Repeat the records below exactly as they appear.

— Start EXERCISE MATERIALS —

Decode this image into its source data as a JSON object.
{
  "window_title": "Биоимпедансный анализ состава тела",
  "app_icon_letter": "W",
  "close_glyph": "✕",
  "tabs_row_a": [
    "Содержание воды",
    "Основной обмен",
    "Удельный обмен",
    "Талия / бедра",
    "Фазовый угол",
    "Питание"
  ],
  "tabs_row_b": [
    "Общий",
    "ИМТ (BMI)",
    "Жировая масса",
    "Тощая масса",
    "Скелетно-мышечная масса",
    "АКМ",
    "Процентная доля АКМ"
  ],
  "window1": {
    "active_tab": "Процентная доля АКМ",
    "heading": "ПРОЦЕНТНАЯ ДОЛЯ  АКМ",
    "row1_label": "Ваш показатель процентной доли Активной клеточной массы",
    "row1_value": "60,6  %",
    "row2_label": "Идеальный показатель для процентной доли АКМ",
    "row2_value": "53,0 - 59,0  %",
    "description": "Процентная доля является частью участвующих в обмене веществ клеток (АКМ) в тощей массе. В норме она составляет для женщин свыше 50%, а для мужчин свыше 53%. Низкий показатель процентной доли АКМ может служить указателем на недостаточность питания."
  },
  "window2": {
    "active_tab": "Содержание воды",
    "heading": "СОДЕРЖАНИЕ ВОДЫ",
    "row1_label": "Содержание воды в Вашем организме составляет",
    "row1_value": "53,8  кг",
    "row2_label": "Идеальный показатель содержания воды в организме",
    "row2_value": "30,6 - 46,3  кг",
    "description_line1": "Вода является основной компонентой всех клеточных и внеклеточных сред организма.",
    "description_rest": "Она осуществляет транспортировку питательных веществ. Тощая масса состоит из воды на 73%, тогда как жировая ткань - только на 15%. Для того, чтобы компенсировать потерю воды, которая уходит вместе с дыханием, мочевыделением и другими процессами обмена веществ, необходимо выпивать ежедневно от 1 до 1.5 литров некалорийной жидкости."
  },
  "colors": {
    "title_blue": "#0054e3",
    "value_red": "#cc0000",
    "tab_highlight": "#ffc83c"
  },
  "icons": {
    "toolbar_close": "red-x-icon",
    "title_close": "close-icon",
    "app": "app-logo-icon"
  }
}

— End EXERCISE MATERIALS —

■ RESULT FOR THIS EXERCISE
Decode this image into its source data as a JSON object.
{
  "window_title": "Биоимпедансный анализ состава тела",
  "app_icon_letter": "W",
  "close_glyph": "✕",
  "tabs_row_a": [
    "Содержание воды",
    "Основной обмен",
    "Удельный обмен",
    "Талия / бедра",
    "Фазовый угол",
    "Питание"
  ],
  "tabs_row_b": [
    "Общий",
    "ИМТ (BMI)",
    "Жировая масса",
    "Тощая масса",
    "Скелетно-мышечная масса",
    "АКМ",
    "Процентная доля АКМ"
  ],
  "window1": {
    "active_tab": "Процентная доля АКМ",
    "heading": "ПРОЦЕНТНАЯ ДОЛЯ  АКМ",
    "row1_label": "Ваш показатель процентной доли Активной клеточной массы",
    "row1_value": "60,6  %",
    "row2_label": "Идеальный показатель для процентной доли АКМ",
    "row2_value": "53,0 - 59,0  %",
    "description": "Процентная доля является частью участвующих в обмене веществ клеток (АКМ) в тощей массе. В норме она составляет для женщин свыше 50%, а для мужчин свыше 53%. Низкий показатель процентной доли АКМ может служить указателем на недостаточность питания."
  },
  "window2": {
    "active_tab": "Содержание воды",
    "heading": "СОДЕРЖАНИЕ ВОДЫ",
    "row1_label": "Содержание воды в Вашем организме составляет",
    "row1_value": "53,8  кг",
    "row2_label": "Идеальный показатель содержания воды в организме",
    "row2_value": "30,6 - 46,3  кг",
    "description_line1": "Вода является основной компонентой всех клеточных и внеклеточных сред организма.",
    "description_rest": "Она осуществляет транспортировку питательных веществ. Тощая масса состоит из воды на 73%, тогда как жировая ткань - только на 15%. Для того, чтобы компенсировать потерю воды, которая уходит вместе с дыханием, мочевыделением и другими процессами обмена веществ, необходимо выпивать ежедневно от 1 до 1.5 литров некалорийной жидкости."
  },
  "colors": {
    "title_blue": "#0054e3",
    "value_red": "#cc0000",
    "tab_highlight": "#ffc83c"
  },
  "icons": {
    "toolbar_close": "red-x-icon",
    "title_close": "close-icon",
    "app": "app-logo-icon"
  }
}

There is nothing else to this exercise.